» **Exercise requirements**
Copy each line of the listing below exactly.

____ Given entries

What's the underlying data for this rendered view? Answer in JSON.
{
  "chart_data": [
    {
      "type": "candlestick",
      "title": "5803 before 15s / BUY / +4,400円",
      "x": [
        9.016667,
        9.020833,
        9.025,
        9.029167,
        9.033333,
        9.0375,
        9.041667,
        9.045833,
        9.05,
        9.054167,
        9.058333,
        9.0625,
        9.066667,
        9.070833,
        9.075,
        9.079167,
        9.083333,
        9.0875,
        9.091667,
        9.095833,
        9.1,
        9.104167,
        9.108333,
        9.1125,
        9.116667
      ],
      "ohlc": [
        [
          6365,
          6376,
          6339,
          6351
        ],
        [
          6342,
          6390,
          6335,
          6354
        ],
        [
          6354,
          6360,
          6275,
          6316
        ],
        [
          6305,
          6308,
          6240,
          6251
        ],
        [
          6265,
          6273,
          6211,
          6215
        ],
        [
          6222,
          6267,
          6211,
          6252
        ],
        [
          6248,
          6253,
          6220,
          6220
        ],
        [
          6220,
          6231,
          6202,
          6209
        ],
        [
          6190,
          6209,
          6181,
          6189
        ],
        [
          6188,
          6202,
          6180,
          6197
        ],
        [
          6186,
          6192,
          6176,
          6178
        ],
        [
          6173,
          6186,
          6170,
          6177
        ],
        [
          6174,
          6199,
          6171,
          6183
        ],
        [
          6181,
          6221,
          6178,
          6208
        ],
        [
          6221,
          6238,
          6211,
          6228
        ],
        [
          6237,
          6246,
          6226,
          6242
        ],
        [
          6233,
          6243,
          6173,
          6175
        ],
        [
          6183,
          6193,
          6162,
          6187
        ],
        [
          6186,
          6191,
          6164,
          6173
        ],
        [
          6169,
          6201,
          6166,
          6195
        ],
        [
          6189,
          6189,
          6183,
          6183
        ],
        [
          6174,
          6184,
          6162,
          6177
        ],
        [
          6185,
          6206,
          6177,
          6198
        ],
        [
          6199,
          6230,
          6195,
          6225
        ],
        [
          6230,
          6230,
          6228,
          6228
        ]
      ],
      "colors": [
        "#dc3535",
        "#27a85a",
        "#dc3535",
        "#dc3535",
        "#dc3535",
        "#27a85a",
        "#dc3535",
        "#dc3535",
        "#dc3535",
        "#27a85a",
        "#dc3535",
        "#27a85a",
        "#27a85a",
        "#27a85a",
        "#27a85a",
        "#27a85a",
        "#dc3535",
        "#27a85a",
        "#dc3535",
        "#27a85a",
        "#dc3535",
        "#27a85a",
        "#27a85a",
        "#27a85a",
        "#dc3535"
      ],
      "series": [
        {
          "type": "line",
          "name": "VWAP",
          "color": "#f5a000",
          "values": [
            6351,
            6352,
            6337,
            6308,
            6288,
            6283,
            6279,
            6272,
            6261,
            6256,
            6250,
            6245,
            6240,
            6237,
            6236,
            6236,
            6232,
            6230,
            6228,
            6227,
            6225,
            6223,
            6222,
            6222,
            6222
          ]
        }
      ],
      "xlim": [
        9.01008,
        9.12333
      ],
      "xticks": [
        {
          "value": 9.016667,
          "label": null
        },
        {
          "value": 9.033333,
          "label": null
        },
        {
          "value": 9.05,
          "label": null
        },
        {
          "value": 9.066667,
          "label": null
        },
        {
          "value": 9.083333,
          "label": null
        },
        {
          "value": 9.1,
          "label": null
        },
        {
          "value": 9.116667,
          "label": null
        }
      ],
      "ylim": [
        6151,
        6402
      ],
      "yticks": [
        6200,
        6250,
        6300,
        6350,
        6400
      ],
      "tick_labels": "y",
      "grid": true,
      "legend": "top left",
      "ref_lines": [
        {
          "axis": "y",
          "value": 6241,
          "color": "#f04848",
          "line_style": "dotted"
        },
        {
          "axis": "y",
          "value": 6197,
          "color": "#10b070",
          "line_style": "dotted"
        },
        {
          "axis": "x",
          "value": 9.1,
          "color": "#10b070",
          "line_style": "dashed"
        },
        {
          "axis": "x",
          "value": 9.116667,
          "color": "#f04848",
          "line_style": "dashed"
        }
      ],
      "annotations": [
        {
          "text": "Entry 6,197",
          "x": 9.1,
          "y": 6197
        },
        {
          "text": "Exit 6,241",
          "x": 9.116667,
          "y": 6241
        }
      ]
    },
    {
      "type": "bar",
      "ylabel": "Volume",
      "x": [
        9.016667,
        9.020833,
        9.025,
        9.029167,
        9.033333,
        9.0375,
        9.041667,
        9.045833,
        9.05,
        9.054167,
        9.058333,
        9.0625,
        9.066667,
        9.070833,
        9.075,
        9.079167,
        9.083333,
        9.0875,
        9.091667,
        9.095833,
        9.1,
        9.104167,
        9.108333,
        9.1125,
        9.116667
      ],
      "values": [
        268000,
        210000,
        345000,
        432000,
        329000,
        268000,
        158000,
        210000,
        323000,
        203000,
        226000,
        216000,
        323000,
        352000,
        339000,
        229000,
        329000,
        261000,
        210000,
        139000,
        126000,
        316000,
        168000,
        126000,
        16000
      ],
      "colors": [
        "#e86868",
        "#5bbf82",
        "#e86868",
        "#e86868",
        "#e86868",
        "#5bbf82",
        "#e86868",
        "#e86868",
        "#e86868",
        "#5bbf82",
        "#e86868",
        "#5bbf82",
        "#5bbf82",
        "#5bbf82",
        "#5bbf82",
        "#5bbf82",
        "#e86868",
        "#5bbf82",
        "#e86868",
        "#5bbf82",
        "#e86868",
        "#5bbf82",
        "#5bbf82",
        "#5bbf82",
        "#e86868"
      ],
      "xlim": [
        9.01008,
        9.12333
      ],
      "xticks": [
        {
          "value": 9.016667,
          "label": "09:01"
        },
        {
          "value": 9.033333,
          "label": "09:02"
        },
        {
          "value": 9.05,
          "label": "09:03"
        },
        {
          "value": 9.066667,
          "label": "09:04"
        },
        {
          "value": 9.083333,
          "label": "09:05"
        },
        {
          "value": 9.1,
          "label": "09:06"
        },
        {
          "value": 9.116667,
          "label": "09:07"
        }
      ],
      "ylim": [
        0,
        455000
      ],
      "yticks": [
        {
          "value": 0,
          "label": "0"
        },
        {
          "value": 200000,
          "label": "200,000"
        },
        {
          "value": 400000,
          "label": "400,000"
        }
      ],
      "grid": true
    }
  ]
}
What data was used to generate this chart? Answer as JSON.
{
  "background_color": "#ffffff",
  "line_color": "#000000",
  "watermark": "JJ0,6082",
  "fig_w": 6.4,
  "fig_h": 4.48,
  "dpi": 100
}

________

» **Response to the task**
What's the underlying data for this rendered view? Answer in JSON.
{
  "chart_data": [
    {
      "type": "candlestick",
      "title": "5803 before 15s / BUY / +4,400円",
      "x": [
        9.016667,
        9.020833,
        9.025,
        9.029167,
        9.033333,
        9.0375,
        9.041667,
        9.045833,
        9.05,
        9.054167,
        9.058333,
        9.0625,
        9.066667,
        9.070833,
        9.075,
        9.079167,
        9.083333,
        9.0875,
        9.091667,
        9.095833,
        9.1,
        9.104167,
        9.108333,
        9.1125,
        9.116667
      ],
      "ohlc": [
        [
          6365,
          6376,
          6339,
          6351
        ],
        [
          6342,
          6390,
          6335,
          6354
        ],
        [
          6354,
          6360,
          6275,
          6316
        ],
        [
          6305,
          6308,
          6240,
          6251
        ],
        [
          6265,
          6273,
          6211,
          6215
        ],
        [
          6222,
          6267,
          6211,
          6252
        ],
        [
          6248,
          6253,
          6220,
          6220
        ],
        [
          6220,
          6231,
          6202,
          6209
        ],
        [
          6190,
          6209,
          6181,
          6189
        ],
        [
          6188,
          6202,
          6180,
          6197
        ],
        [
          6186,
          6192,
          6176,
          6178
        ],
        [
          6173,
          6186,
          6170,
          6177
        ],
        [
          6174,
          6199,
          6171,
          6183
        ],
        [
          6181,
          6221,
          6178,
          6208
        ],
        [
          6221,
          6238,
          6211,
          6228
        ],
        [
          6237,
          6246,
          6226,
          6242
        ],
        [
          6233,
          6243,
          6173,
          6175
        ],
        [
          6183,
          6193,
          6162,
          6187
        ],
        [
          6186,
          6191,
          6164,
          6173
        ],
        [
          6169,
          6201,
          6166,
          6195
        ],
        [
          6189,
          6189,
          6183,
          6183
        ],
        [
          6174,
          6184,
          6162,
          6177
        ],
        [
          6185,
          6206,
          6177,
          6198
        ],
        [
          6199,
          6230,
          6195,
          6225
        ],
        [
          6230,
          6230,
          6228,
          6228
        ]
      ],
      "colors": [
        "#dc3535",
        "#27a85a",
        "#dc3535",
        "#dc3535",
        "#dc3535",
        "#27a85a",
        "#dc3535",
        "#dc3535",
        "#dc3535",
        "#27a85a",
        "#dc3535",
        "#27a85a",
        "#27a85a",
        "#27a85a",
        "#27a85a",
        "#27a85a",
        "#dc3535",
        "#27a85a",
        "#dc3535",
        "#27a85a",
        "#dc3535",
        "#27a85a",
        "#27a85a",
        "#27a85a",
        "#dc3535"
      ],
      "series": [
        {
          "type": "line",
          "name": "VWAP",
          "color": "#f5a000",
          "values": [
            6351,
            6352,
            6337,
            6308,
            6288,
            6283,
            6279,
            6272,
            6261,
            6256,
            6250,
            6245,
            6240,
            6237,
            6236,
            6236,
            6232,
            6230,
            6228,
            6227,
            6225,
            6223,
            6222,
            6222,
            6222
          ]
        }
      ],
      "xlim": [
        9.01008,
        9.12333
      ],
      "xticks": [
        {
          "value": 9.016667,
          "label": null
        },
        {
          "value": 9.033333,
          "label": null
        },
        {
          "value": 9.05,
          "label": null
        },
        {
          "value": 9.066667,
          "label": null
        },
        {
          "value": 9.083333,
          "label": null
        },
        {
          "value": 9.1,
          "label": null
        },
        {
          "value": 9.116667,
          "label": null
        }
      ],
      "ylim": [
        6151,
        6402
      ],
      "yticks": [
        6200,
        6250,
        6300,
        6350,
        6400
      ],
      "tick_labels": "y",
      "grid": true,
      "legend": "top left",
      "ref_lines": [
        {
          "axis": "y",
          "value": 6241,
          "color": "#f04848",
          "line_style": "dotted"
        },
        {
          "axis": "y",
          "value": 6197,
          "color": "#10b070",
          "line_style": "dotted"
        },
        {
          "axis": "x",
          "value": 9.1,
          "color": "#10b070",
          "line_style": "dashed"
        },
        {
          "axis": "x",
          "value": 9.116667,
          "color": "#f04848",
          "line_style": "dashed"
        }
      ],
      "annotations": [
        {
          "text": "Entry 6,197",
          "x": 9.1,
          "y": 6197
        },
        {
          "text": "Exit 6,241",
          "x": 9.116667,
          "y": 6241
        }
      ]
    },
    {
      "type": "bar",
      "ylabel": "Volume",
      "x": [
        9.016667,
        9.020833,
        9.025,
        9.029167,
        9.033333,
        9.0375,
        9.041667,
        9.045833,
        9.05,
        9.054167,
        9.058333,
        9.0625,
        9.066667,
        9.070833,
        9.075,
        9.079167,
        9.083333,
        9.0875,
        9.091667,
        9.095833,
        9.1,
        9.104167,
        9.108333,
        9.1125,
        9.116667
      ],
      "values": [
        268000,
        210000,
        345000,
        432000,
        329000,
        268000,
        158000,
        210000,
        323000,
        203000,
        226000,
        216000,
        323000,
        352000,
        339000,
        229000,
        329000,
        261000,
        210000,
        139000,
        126000,
        316000,
        168000,
        126000,
        16000
      ],
      "colors": [
        "#e86868",
        "#5bbf82",
        "#e86868",
        "#e86868",
        "#e86868",
        "#5bbf82",
        "#e86868",
        "#e86868",
        "#e86868",
        "#5bbf82",
        "#e86868",
        "#5bbf82",
        "#5bbf82",
        "#5bbf82",
        "#5bbf82",
        "#5bbf82",
        "#e86868",
        "#5bbf82",
        "#e86868",
        "#5bbf82",
        "#e86868",
        "#5bbf82",
        "#5bbf82",
        "#5bbf82",
        "#e86868"
      ],
      "xlim": [
        9.01008,
        9.12333
      ],
      "xticks": [
        {
          "value": 9.016667,
          "label": "09:01"
        },
        {
          "value": 9.033333,
          "label": "09:02"
        },
        {
          "value": 9.05,
          "label": "09:03"
        },
        {
          "value": 9.066667,
          "label": "09:04"
        },
        {
          "value": 9.083333,
          "label": "09:05"
        },
        {
          "value": 9.1,
          "label": "09:06"
        },
        {
          "value": 9.116667,
          "label": "09:07"
        }
      ],
      "ylim": [
        0,
        455000
      ],
      "yticks": [
        {
          "value": 0,
          "label": "0"
        },
        {
          "value": 200000,
          "label": "200,000"
        },
        {
          "value": 400000,
          "label": "400,000"
        }
      ],
      "grid": true
    }
  ]
}
What data was used to generate this chart? Answer as JSON.
{
  "background_color": "#ffffff",
  "line_color": "#000000",
  "watermark": "JJ0,6082",
  "fig_w": 6.4,
  "fig_h": 4.48,
  "dpi": 100
}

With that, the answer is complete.